What is being asked ->
All of the data needs to be repeated exactly.

[Stored dataset items]
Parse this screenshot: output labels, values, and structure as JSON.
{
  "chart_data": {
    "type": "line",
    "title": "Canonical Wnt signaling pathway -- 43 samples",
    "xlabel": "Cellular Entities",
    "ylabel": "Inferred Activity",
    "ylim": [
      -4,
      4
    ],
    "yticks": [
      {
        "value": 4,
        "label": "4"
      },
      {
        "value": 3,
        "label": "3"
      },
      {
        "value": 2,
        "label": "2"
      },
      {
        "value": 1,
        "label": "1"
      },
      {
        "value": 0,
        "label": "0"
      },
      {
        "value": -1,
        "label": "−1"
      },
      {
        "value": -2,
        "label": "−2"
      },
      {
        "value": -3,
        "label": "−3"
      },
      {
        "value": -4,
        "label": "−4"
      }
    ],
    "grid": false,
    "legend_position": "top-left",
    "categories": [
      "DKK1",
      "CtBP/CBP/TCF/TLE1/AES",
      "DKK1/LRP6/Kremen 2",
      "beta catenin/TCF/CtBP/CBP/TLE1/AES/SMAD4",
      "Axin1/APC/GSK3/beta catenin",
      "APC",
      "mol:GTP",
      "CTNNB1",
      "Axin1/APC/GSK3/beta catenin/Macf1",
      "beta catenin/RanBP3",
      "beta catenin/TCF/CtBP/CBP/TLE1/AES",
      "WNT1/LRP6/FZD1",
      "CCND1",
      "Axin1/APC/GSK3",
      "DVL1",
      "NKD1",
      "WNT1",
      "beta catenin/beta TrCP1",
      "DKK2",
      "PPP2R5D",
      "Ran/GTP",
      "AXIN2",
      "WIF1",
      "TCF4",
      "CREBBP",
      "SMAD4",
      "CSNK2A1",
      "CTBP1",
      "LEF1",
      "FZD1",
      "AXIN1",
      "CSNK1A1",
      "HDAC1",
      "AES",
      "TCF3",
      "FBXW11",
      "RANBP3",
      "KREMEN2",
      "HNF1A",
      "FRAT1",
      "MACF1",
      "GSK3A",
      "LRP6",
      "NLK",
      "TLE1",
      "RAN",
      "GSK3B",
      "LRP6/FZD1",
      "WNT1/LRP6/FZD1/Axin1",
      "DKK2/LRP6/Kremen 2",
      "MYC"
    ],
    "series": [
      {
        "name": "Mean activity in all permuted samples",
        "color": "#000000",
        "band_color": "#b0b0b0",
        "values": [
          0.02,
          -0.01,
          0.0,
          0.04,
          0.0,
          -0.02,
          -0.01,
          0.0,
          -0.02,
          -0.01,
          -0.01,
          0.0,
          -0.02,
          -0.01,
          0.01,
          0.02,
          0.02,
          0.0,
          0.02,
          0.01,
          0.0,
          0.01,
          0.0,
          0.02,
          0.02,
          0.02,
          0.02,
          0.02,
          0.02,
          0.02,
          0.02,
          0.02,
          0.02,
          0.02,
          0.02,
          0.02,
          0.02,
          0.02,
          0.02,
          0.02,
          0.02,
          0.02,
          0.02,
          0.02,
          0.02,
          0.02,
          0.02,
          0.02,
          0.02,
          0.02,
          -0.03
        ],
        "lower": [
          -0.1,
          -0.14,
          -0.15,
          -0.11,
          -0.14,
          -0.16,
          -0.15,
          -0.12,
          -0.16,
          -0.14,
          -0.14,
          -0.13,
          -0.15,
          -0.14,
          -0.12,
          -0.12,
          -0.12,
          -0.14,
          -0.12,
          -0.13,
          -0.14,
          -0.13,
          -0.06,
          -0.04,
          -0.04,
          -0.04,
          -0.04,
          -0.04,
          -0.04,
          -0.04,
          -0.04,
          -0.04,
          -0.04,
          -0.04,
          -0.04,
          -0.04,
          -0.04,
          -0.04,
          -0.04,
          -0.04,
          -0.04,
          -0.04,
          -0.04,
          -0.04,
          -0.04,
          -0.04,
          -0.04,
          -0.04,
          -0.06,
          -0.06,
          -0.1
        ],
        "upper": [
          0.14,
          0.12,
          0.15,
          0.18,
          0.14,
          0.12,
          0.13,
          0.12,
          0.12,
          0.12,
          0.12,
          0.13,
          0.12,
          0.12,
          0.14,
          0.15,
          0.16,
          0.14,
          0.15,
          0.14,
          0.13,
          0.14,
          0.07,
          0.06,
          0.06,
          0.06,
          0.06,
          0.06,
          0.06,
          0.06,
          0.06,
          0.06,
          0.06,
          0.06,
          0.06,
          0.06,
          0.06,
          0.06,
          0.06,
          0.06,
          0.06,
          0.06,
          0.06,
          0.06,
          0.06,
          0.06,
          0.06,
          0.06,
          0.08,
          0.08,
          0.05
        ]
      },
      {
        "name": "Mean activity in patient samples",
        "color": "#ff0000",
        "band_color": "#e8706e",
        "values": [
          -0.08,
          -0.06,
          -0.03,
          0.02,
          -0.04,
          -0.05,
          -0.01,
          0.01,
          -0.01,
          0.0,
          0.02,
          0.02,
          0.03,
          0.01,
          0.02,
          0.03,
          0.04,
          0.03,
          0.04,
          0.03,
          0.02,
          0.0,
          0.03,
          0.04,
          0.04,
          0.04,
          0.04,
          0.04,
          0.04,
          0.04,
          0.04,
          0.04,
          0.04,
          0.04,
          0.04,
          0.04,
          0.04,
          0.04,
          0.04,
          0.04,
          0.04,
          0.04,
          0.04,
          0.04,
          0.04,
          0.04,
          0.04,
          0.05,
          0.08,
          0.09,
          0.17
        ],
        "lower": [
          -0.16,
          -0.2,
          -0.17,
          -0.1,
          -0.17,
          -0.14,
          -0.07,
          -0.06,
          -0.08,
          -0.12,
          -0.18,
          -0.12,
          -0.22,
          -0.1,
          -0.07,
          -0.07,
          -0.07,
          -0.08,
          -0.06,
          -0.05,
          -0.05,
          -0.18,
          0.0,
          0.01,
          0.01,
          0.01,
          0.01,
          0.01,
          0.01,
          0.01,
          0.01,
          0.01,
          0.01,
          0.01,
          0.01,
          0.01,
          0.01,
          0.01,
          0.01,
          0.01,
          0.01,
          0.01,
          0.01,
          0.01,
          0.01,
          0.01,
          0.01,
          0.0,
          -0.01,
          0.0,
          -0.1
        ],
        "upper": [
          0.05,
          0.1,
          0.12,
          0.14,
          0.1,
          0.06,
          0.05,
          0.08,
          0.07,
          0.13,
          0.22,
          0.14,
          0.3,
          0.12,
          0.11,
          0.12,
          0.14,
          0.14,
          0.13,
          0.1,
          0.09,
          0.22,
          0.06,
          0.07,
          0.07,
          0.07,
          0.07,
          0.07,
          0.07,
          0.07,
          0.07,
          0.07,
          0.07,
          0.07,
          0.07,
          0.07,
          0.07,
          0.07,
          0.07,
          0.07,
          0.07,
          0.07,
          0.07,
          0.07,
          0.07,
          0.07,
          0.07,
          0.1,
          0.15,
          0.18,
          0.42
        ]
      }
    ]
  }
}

Solution for this exercise ->
Parse this screenshot: output labels, values, and structure as JSON.
{
  "chart_data": {
    "type": "line",
    "title": "Canonical Wnt signaling pathway -- 43 samples",
    "xlabel": "Cellular Entities",
    "ylabel": "Inferred Activity",
    "ylim": [
      -4,
      4
    ],
    "yticks": [
      {
        "value": 4,
        "label": "4"
      },
      {
        "value": 3,
        "label": "3"
      },
      {
        "value": 2,
        "label": "2"
      },
      {
        "value": 1,
        "label": "1"
      },
      {
        "value": 0,
        "label": "0"
      },
      {
        "value": -1,
        "label": "−1"
      },
      {
        "value": -2,
        "label": "−2"
      },
      {
        "value": -3,
        "label": "−3"
      },
      {
        "value": -4,
        "label": "−4"
      }
    ],
    "grid": false,
    "legend_position": "top-left",
    "categories": [
      "DKK1",
      "CtBP/CBP/TCF/TLE1/AES",
      "DKK1/LRP6/Kremen 2",
      "beta catenin/TCF/CtBP/CBP/TLE1/AES/SMAD4",
      "Axin1/APC/GSK3/beta catenin",
      "APC",
      "mol:GTP",
      "CTNNB1",
      "Axin1/APC/GSK3/beta catenin/Macf1",
      "beta catenin/RanBP3",
      "beta catenin/TCF/CtBP/CBP/TLE1/AES",
      "WNT1/LRP6/FZD1",
      "CCND1",
      "Axin1/APC/GSK3",
      "DVL1",
      "NKD1",
      "WNT1",
      "beta catenin/beta TrCP1",
      "DKK2",
      "PPP2R5D",
      "Ran/GTP",
      "AXIN2",
      "WIF1",
      "TCF4",
      "CREBBP",
      "SMAD4",
      "CSNK2A1",
      "CTBP1",
      "LEF1",
      "FZD1",
      "AXIN1",
      "CSNK1A1",
      "HDAC1",
      "AES",
      "TCF3",
      "FBXW11",
      "RANBP3",
      "KREMEN2",
      "HNF1A",
      "FRAT1",
      "MACF1",
      "GSK3A",
      "LRP6",
      "NLK",
      "TLE1",
      "RAN",
      "GSK3B",
      "LRP6/FZD1",
      "WNT1/LRP6/FZD1/Axin1",
      "DKK2/LRP6/Kremen 2",
      "MYC"
    ],
    "series": [
      {
        "name": "Mean activity in all permuted samples",
        "color": "#000000",
        "band_color": "#b0b0b0",
        "values": [
          0.02,
          -0.01,
          0.0,
          0.04,
          0.0,
          -0.02,
          -0.01,
          0.0,
          -0.02,
          -0.01,
          -0.01,
          0.0,
          -0.02,
          -0.01,
          0.01,
          0.02,
          0.02,
          0.0,
          0.02,
          0.01,
          0.0,
          0.01,
          0.0,
          0.02,
          0.02,
          0.02,
          0.02,
          0.02,
          0.02,
          0.02,
          0.02,
          0.02,
          0.02,
          0.02,
          0.02,
          0.02,
          0.02,
          0.02,
          0.02,
          0.02,
          0.02,
          0.02,
          0.02,
          0.02,
          0.02,
          0.02,
          0.02,
          0.02,
          0.02,
          0.02,
          -0.03
        ],
        "lower": [
          -0.1,
          -0.14,
          -0.15,
          -0.11,
          -0.14,
          -0.16,
          -0.15,
          -0.12,
          -0.16,
          -0.14,
          -0.14,
          -0.13,
          -0.15,
          -0.14,
          -0.12,
          -0.12,
          -0.12,
          -0.14,
          -0.12,
          -0.13,
          -0.14,
          -0.13,
          -0.06,
          -0.04,
          -0.04,
          -0.04,
          -0.04,
          -0.04,
          -0.04,
          -0.04,
          -0.04,
          -0.04,
          -0.04,
          -0.04,
          -0.04,
          -0.04,
          -0.04,
          -0.04,
          -0.04,
          -0.04,
          -0.04,
          -0.04,
          -0.04,
          -0.04,
          -0.04,
          -0.04,
          -0.04,
          -0.04,
          -0.06,
          -0.06,
          -0.1
        ],
        "upper": [
          0.14,
          0.12,
          0.15,
          0.18,
          0.14,
          0.12,
          0.13,
          0.12,
          0.12,
          0.12,
          0.12,
          0.13,
          0.12,
          0.12,
          0.14,
          0.15,
          0.16,
          0.14,
          0.15,
          0.14,
          0.13,
          0.14,
          0.07,
          0.06,
          0.06,
          0.06,
          0.06,
          0.06,
          0.06,
          0.06,
          0.06,
          0.06,
          0.06,
          0.06,
          0.06,
          0.06,
          0.06,
          0.06,
          0.06,
          0.06,
          0.06,
          0.06,
          0.06,
          0.06,
          0.06,
          0.06,
          0.06,
          0.06,
          0.08,
          0.08,
          0.05
        ]
      },
      {
        "name": "Mean activity in patient samples",
        "color": "#ff0000",
        "band_color": "#e8706e",
        "values": [
          -0.08,
          -0.06,
          -0.03,
          0.02,
          -0.04,
          -0.05,
          -0.01,
          0.01,
          -0.01,
          0.0,
          0.02,
          0.02,
          0.03,
          0.01,
          0.02,
          0.03,
          0.04,
          0.03,
          0.04,
          0.03,
          0.02,
          0.0,
          0.03,
          0.04,
          0.04,
          0.04,
          0.04,
          0.04,
          0.04,
          0.04,
          0.04,
          0.04,
          0.04,
          0.04,
          0.04,
          0.04,
          0.04,
          0.04,
          0.04,
          0.04,
          0.04,
          0.04,
          0.04,
          0.04,
          0.04,
          0.04,
          0.04,
          0.05,
          0.08,
          0.09,
          0.17
        ],
        "lower": [
          -0.16,
          -0.2,
          -0.17,
          -0.1,
          -0.17,
          -0.14,
          -0.07,
          -0.06,
          -0.08,
          -0.12,
          -0.18,
          -0.12,
          -0.22,
          -0.1,
          -0.07,
          -0.07,
          -0.07,
          -0.08,
          -0.06,
          -0.05,
          -0.05,
          -0.18,
          0.0,
          0.01,
          0.01,
          0.01,
          0.01,
          0.01,
          0.01,
          0.01,
          0.01,
          0.01,
          0.01,
          0.01,
          0.01,
          0.01,
          0.01,
          0.01,
          0.01,
          0.01,
          0.01,
          0.01,
          0.01,
          0.01,
          0.01,
          0.01,
          0.01,
          0.0,
          -0.01,
          0.0,
          -0.1
        ],
        "upper": [
          0.05,
          0.1,
          0.12,
          0.14,
          0.1,
          0.06,
          0.05,
          0.08,
          0.07,
          0.13,
          0.22,
          0.14,
          0.3,
          0.12,
          0.11,
          0.12,
          0.14,
          0.14,
          0.13,
          0.1,
          0.09,
          0.22,
          0.06,
          0.07,
          0.07,
          0.07,
          0.07,
          0.07,
          0.07,
          0.07,
          0.07,
          0.07,
          0.07,
          0.07,
          0.07,
          0.07,
          0.07,
          0.07,
          0.07,
          0.07,
          0.07,
          0.07,
          0.07,
          0.07,
          0.07,
          0.07,
          0.07,
          0.1,
          0.15,
          0.18,
          0.42
        ]
      }
    ]
  }
}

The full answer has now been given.